***** PASSAGE SHOWN

Warning, personal data!

Can you collect personal data from websites and feed AI with it? Can you train AI models on data from “regular people” at all? These are the questions we have been asking ourselves intensively since 2023.

Paula Skrzypecka

Let’s start with the fact that GDPR – the flagship EU product in the field of personal data protection, which comprehensively regulates this matter and to which other regulations refer – is not the only regulation we should pay attention to in the context of personal data processing security when using AI.

Our regulatory landscape also includes several other legal acts, including: AI Act (containing regulations on transparency, informing about interactions with AI and data quality control), Digital Services Act (known for content moderation requirements) and Data Act (establishing rules for accessing data generated by IoT devices). So it turns out we have quite a few requirements regarding gathering data from the market, public authorities or big tech companies.

And that’s not all. Under Polish law, we have the Labor Code, which establishes what employers can do regarding the personal data of employees and job candidates. If you’re thinking about using AI tools to assess CVs – that’s where you should start looking for information on what’s allowed what’s not allowed (and not worth it).

As you can see, the landscape of regulations concerning personal data that artificial intelligence can be fed is very complex. To ensure compliance with regulations, it’s important to identify key challenges in terms of personal data protection.

The role of entities in the processing chain

This process is essential, as it defines our scope of responsibility. If you’re a processor, don’t make decisions that could lead you to be regarded as a controller.

GDPR defines three basic roles:

Controller
Joint controller
Processor

Let’s take a closer look at them. In the genAI context, a controller is someone who, either independently or jointly with others, sets the goals and methods for processing personal data (Article 4(7) of the GDPR). In practice, it could be an organization that implements or develops an AI model for its own purposes.
What matters is who really decides on how and why data is used. When it comes to AI, the choice of model structure, training data, and how to use the generated content is crucial.

**********
***** DATA ROWS

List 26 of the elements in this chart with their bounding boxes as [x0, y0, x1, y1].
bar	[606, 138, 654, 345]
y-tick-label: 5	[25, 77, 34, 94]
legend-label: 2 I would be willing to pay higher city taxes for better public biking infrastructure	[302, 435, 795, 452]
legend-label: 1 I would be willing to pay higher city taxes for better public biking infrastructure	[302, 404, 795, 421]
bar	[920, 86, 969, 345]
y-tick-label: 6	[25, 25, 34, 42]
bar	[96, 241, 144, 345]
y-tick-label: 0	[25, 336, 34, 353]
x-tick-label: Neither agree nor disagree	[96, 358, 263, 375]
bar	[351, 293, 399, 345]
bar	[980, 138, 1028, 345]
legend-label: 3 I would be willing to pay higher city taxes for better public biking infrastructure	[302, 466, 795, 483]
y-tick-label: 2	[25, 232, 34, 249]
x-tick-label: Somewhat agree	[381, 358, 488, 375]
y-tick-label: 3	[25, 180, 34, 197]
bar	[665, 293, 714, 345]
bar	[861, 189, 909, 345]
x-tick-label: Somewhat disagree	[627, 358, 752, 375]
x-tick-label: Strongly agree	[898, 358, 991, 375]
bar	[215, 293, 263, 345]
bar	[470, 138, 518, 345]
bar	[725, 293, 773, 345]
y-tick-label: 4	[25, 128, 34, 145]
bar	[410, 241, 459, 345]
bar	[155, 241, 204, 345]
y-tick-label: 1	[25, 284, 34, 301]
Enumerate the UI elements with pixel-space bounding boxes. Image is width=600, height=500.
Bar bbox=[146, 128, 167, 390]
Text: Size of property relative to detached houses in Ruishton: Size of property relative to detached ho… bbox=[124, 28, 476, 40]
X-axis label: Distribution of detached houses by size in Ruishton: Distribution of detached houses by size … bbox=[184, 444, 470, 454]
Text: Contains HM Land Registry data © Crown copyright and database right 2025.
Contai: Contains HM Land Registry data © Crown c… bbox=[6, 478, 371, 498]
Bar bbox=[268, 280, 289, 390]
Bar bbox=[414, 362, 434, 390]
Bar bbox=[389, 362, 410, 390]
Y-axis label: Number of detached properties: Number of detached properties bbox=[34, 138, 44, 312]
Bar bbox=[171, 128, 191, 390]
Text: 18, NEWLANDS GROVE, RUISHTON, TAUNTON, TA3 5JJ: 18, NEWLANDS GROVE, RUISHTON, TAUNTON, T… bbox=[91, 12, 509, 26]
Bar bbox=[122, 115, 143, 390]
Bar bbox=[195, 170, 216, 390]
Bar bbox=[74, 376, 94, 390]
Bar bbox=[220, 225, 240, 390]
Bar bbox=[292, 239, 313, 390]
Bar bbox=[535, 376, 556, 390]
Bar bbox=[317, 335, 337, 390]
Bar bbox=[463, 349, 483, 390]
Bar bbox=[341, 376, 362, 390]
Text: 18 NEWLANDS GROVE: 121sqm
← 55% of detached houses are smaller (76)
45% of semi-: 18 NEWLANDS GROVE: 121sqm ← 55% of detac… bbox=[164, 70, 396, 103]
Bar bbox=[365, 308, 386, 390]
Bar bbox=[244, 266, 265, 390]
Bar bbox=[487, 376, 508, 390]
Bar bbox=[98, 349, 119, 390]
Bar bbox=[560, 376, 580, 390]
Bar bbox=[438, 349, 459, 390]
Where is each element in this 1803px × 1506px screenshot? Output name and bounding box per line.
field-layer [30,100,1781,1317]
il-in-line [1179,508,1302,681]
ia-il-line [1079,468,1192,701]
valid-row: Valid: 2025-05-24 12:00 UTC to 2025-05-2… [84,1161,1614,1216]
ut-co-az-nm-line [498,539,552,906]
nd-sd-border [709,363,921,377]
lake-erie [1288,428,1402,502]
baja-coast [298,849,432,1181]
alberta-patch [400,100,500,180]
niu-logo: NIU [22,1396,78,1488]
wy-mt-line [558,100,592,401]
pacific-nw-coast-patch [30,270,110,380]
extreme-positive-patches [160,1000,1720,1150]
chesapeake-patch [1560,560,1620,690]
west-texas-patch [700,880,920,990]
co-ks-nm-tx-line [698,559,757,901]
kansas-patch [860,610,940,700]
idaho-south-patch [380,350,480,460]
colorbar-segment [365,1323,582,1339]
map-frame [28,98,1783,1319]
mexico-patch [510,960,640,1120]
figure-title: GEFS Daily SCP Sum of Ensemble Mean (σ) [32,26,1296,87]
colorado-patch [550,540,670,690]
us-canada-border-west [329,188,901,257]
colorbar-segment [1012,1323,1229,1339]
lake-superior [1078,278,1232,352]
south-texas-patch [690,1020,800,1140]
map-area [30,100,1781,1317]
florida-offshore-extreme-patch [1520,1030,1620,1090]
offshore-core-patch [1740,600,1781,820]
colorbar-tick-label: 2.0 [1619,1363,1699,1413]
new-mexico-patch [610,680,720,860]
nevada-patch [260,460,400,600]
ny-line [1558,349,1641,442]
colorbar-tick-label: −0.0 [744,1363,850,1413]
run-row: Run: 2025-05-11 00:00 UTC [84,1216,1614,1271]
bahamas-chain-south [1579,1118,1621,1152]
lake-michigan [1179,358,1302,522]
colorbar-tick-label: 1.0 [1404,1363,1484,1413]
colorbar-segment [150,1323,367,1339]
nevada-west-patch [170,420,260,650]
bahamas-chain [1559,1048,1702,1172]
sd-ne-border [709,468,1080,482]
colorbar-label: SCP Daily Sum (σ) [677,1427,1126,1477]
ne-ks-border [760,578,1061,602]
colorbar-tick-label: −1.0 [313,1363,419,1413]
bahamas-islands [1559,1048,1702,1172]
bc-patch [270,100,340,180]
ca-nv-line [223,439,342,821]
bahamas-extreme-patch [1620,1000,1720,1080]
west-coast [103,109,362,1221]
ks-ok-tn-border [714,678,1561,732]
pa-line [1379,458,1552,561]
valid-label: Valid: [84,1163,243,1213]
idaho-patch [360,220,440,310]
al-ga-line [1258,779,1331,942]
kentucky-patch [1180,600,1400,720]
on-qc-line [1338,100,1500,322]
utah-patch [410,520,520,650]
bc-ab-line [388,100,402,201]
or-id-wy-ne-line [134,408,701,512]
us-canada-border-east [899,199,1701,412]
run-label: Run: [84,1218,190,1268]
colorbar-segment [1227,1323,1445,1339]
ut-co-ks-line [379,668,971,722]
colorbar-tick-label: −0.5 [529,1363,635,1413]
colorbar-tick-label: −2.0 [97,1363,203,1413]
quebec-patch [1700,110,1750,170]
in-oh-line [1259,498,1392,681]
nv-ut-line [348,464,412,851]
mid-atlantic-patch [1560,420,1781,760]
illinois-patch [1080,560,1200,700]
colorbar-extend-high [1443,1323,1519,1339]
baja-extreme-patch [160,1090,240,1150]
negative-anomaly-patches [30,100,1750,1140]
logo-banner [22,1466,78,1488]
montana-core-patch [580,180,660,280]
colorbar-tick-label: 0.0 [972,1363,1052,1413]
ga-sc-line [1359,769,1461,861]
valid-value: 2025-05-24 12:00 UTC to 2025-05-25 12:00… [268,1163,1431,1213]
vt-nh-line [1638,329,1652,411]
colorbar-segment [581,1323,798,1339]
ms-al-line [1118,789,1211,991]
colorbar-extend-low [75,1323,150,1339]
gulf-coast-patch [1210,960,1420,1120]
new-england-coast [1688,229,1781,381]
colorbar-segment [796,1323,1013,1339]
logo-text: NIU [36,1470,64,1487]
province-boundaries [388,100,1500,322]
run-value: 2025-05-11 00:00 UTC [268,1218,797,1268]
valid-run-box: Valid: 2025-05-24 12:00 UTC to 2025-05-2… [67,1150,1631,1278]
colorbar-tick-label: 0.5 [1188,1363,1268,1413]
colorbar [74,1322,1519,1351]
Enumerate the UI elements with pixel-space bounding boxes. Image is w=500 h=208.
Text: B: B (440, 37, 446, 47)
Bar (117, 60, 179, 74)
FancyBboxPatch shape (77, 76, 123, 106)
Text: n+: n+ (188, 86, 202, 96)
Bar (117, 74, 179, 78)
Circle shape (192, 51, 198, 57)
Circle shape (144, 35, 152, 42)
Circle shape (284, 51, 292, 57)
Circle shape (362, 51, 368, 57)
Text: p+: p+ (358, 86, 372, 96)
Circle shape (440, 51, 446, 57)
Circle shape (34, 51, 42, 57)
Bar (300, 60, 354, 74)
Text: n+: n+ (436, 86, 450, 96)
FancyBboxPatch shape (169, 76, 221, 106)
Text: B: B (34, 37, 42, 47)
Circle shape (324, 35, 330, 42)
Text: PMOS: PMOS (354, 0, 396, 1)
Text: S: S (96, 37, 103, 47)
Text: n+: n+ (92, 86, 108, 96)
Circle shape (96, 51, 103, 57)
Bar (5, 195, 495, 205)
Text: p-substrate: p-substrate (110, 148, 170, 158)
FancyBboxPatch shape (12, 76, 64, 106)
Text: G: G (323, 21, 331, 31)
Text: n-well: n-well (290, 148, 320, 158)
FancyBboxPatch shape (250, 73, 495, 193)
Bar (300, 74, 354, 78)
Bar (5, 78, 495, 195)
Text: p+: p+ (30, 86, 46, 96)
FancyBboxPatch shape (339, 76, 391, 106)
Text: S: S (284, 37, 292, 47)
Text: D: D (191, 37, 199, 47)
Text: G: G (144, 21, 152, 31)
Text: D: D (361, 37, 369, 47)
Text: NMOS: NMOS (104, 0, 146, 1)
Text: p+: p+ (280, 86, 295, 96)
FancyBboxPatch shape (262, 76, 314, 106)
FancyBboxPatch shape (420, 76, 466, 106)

**********

TASKS AND EXERCISES:
(A) Decide whether each statement agrees with the passage on personal data and AI. Answer yes or no, and quote the words of the passage that settle it.
(i) The Data Act sets rules for accessing data generated by IoT devices.
(ii) GDPR defines four basic roles.
(iii) The Digital Services Act is known for its data quality control requirements.
(B) Carry on the passage on personal data and AI from the point where it stops.
The records have no connection to the passage on personal data and AI.

RESPONSES IN ORDER:
(A)
(i) Yes: "Data Act (establishing rules for accessing data generated by IoT devices)"
(ii) No: "GDPR defines three basic roles:"
(iii) No: "Digital Services Act (known for content moderation requirements)"

(B)
When the division of competences becomes unclear, the joint control comes into play (regulated by Article 26 of the GDPR). Joint controllers must clearly define areas of responsibility (and importantly, share information on this with individuals whose data they process), which in turn requires detailed agreements on issues such as:

Transparency rules for individuals whose data is concerned
Assignment of responsibilities in the exercise of data subjects’ rights
Responsibility for data security
Incident management procedures

In which cases can we encounter this formula? For example, when a technology company and a scientific institute collaborate on a research project. The tech company provides infrastructure and some training data, while the institute is responsible for validating the model and specialized industry data. Both entities jointly define the model’s parameters and the personal data processing goals.

On the other hand, a processor can perform a wide range of functions, from a cloud infrastructure provider, through a consultant, to companies providing analytical services. In the agreement, the rights and duties of the parties need to be described in detail, taking into account the specifics of AI. All elements required by Article 28(3) of the GDPR must be included, as EU institutions strictly adhere to them.

Just to make things a bit trickier, we need to remember that one company can perform more than one role at the same time (for example, they can be the joint controllers of data in one process, and processors in another). We can encounter such a situation with providers of pre-trained models, providers of training data, RAG, or entities validating models on demand.

In practice, this may require complex legal structures like multi-level agreements for personal data processing or extensive joint control agreements.

GenAI versus GDPR definitions

The definition of personal data processing contained in Art. 4 GDPR includes “an operation or set of operations which is performed on personal data.” In the context of AI, personal data processing can be:

Model training, which is a comprehensive operation of processing personal data – this process involves collecting and preparing training data, transforming data during model learning, as well as validating and testing the model itself.
New content generation by a model, which can lead on one hand to the “emergence” of someone in the personal data processing (e.g. data about an identifiable person) and, on the other hand, to indirect processing of personal data by using learned patterns, generating content with elements of training data, and adapting to new data in real time.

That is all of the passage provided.